BRANO PROPOSTO
====

Una “speranza” non può essere oggetto di discussione: si vede, si constata, se ne resta contagiati. Certo che ci sono delle “ragioni”, ma queste non dobbiamo metterle avanti noi in prima istanza, ci devono venire chieste da chi è impressionato da ciò che vede.

E la dolcezza e il rispetto sono già un annuncio che proclama a chiare lettere che la speranza che viviamo non nasce da noi, ma è il frutto della percezione che abbiamo di quanto siamo amati da Dio, una speranza, quindi, che ha un fondamento al di fuori di noi, un fondamento libero da venti e tempeste che potrebbero abbatterci qualora ci basassimo solo sulle nostre forze, quell’amore che si è manifestato in totale gratuità, quell’amore che non abbiamo meritato, ma che ci è donato, e al quale dobbiamo soltanto rispondere. In questa luce anche la sofferenza ingiusta non è più un problema, perché «è meglio soffrire operando il bene che facendo il male», come è stato per Cristo.

====

SEZIONE DATI

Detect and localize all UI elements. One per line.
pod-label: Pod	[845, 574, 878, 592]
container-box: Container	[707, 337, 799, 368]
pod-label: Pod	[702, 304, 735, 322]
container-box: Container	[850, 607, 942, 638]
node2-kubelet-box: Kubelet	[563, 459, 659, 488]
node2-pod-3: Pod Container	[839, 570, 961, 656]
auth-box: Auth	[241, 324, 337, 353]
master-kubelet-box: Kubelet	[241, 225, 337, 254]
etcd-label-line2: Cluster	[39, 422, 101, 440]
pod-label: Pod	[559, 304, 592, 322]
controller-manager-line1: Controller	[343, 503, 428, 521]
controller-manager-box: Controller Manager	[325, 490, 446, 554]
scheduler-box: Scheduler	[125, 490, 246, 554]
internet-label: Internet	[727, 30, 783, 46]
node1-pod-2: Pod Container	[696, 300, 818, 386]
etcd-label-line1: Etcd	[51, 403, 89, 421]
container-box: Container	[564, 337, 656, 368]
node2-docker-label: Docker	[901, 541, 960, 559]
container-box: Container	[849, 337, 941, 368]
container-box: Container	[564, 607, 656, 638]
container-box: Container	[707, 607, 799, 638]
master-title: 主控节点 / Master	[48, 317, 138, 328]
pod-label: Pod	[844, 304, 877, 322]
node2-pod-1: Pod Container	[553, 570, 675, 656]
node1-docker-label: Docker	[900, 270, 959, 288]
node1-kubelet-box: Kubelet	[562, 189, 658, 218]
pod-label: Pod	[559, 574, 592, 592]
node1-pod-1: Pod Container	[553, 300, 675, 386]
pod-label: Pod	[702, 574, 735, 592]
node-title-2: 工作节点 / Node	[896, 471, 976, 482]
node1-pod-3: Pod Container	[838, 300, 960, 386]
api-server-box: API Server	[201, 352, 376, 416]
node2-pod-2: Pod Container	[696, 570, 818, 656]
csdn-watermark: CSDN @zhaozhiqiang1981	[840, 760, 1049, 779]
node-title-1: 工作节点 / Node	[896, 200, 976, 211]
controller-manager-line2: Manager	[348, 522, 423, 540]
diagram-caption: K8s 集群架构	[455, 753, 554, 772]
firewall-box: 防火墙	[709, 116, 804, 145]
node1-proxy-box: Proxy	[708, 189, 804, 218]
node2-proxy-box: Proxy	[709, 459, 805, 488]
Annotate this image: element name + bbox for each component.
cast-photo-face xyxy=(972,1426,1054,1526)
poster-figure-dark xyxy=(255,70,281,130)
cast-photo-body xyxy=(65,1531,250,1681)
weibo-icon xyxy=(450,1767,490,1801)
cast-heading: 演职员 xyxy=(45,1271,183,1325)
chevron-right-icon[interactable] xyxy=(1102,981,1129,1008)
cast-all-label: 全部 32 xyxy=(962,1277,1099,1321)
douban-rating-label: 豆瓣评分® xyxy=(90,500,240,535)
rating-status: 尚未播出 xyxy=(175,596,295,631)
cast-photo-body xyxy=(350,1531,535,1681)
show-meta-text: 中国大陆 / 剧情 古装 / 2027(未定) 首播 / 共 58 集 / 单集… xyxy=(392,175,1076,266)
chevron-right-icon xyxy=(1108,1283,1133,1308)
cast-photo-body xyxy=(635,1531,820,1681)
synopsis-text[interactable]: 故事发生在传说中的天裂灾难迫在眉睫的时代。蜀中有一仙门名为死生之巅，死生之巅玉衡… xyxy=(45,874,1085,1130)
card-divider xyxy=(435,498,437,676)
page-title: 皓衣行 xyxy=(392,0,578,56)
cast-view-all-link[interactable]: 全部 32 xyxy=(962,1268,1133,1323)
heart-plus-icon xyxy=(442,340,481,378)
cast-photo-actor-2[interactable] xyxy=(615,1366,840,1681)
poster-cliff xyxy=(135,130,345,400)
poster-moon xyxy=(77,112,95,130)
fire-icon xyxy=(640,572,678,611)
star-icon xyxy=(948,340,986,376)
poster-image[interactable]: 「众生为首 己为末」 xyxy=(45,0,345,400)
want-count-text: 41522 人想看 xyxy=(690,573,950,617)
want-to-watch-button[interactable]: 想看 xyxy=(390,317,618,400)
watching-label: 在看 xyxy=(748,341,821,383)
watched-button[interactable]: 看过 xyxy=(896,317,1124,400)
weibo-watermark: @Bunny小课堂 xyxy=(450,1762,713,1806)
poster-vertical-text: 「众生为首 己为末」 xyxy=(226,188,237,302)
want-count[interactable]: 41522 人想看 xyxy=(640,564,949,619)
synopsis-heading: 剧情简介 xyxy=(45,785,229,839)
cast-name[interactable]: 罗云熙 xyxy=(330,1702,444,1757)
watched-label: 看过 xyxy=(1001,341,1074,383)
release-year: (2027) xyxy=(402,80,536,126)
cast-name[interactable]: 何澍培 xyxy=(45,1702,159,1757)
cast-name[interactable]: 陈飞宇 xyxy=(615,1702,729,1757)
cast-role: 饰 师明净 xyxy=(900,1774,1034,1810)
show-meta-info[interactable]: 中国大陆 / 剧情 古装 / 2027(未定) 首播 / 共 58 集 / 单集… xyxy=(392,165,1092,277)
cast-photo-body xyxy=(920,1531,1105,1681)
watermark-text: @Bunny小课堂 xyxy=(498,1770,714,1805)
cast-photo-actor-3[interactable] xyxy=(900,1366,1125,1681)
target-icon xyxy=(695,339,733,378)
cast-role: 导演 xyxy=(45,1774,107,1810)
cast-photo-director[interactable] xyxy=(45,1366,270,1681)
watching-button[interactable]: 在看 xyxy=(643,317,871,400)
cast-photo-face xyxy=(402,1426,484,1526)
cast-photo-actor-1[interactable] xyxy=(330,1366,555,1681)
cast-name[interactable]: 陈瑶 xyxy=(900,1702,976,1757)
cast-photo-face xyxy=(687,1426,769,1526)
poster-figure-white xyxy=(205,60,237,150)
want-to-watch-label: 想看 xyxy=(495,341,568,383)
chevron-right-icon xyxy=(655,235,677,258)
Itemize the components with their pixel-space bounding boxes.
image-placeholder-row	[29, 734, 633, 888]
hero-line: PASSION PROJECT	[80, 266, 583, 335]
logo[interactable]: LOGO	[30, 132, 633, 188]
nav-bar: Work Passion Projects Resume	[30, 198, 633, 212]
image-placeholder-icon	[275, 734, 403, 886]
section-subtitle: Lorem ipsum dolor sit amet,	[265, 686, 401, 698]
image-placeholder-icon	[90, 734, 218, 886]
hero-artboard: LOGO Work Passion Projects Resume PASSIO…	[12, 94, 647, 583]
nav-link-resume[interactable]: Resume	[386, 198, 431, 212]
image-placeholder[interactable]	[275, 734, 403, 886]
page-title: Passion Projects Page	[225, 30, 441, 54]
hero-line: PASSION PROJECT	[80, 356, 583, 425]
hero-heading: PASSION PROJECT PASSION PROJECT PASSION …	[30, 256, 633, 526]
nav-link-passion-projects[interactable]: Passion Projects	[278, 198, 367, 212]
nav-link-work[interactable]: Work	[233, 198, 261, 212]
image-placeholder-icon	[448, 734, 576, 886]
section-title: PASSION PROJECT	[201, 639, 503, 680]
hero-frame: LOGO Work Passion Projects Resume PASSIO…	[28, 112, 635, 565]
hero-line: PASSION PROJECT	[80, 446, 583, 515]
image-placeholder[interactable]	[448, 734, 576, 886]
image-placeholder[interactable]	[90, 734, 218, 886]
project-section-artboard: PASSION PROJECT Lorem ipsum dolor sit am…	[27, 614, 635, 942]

====

CONSEGNE SCRITTE
**a)** Nel brano sulla speranza, da che cosa nasce la speranza che viviamo?
**b)** Riprendi il brano sulla speranza e proseguilo dopo l'ultima frase.

RISPOSTE ALLE CONSEGNE
**a)** Nasce dalla percezione che abbiamo di quanto siamo amati da Dio.

**b)**
Un’esperienza che si chiama “amore”

Il brano evangelico (Gv 14,15-21) ci riporta nell’atmosfera serena e familiare che impregna tutto il cosiddetto “discorso d’addio” nel quarto vangelo, pur se velato da ombre inquietanti.

Vi contribuisce anche – credo – lo stile dell’evangelista, con quei procedimenti a spirale già evidenti nell’attacco del Prologo, dove le cose sono dette, riprese e ripetute, generando come un abbraccio che ci avvolge e ci fa star bene. È il caso, qui, del tema dei “comandamenti” e del loro legame con l’amore, tema che apre e chiude il brano scelto per oggi, parole che riguardano ciò che dobbiamo fare noi, ma che racchiude al centro un “cuore” che ci rassicura e ci sostiene: la promessa del Paraclito, il consolatore e difensore, e quella di Gesù stesso, che non ci lascerà orfani.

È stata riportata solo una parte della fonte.